Saved entries

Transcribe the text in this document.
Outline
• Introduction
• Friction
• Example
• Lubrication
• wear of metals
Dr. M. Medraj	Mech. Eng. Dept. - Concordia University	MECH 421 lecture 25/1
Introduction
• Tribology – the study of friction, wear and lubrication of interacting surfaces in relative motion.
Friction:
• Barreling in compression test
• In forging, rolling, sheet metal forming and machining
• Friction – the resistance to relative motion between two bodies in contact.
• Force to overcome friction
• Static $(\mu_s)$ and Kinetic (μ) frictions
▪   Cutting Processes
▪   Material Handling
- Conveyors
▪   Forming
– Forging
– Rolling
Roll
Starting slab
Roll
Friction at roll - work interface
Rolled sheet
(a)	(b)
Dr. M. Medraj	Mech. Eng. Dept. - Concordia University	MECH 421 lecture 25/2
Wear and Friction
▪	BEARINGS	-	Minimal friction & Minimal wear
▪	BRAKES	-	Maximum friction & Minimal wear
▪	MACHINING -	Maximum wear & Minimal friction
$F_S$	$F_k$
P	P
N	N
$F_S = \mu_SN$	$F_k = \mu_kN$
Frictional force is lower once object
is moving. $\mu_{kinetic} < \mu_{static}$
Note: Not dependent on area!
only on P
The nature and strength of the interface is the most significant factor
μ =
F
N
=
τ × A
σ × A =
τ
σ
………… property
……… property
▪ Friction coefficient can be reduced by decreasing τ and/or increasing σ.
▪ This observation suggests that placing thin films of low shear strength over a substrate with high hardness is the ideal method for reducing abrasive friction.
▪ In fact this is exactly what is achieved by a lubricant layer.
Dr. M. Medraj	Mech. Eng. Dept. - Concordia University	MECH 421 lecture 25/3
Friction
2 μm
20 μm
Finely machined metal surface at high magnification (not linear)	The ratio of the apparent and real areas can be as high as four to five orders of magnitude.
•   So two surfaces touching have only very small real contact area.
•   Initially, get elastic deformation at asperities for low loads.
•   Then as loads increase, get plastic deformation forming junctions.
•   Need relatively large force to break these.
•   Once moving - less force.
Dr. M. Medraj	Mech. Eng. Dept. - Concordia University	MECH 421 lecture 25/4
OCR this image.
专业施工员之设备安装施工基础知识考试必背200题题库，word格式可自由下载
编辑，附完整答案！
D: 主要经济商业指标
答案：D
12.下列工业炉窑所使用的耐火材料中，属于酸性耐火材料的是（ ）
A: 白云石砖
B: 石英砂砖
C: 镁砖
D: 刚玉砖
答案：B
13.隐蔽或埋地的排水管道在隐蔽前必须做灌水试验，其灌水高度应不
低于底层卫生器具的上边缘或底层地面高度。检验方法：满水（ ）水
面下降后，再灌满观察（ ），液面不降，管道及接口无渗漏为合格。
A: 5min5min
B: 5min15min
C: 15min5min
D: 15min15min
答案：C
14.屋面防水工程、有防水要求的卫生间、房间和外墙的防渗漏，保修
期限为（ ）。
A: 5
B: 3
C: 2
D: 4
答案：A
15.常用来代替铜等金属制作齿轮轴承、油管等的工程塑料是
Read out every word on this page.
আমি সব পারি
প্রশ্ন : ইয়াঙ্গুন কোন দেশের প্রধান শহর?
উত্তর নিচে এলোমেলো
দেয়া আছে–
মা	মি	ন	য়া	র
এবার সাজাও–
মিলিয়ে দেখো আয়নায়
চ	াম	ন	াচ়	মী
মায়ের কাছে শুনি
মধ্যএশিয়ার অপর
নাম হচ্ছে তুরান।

Your objective:
Starting at the line with "Read out every word on this page.", copy every line up to and including the last one in the entries above.

Exercise result:
Read out every word on this page.
আমি সব পারি
প্রশ্ন : ইয়াঙ্গুন কোন দেশের প্রধান শহর?
উত্তর নিচে এলোমেলো
দেয়া আছে–
মা	মি	ন	য়া	র
এবার সাজাও–
মিলিয়ে দেখো আয়নায়
চ	াম	ন	াচ়	মী
মায়ের কাছে শুনি
মধ্যএশিয়ার অপর
নাম হচ্ছে তুরান।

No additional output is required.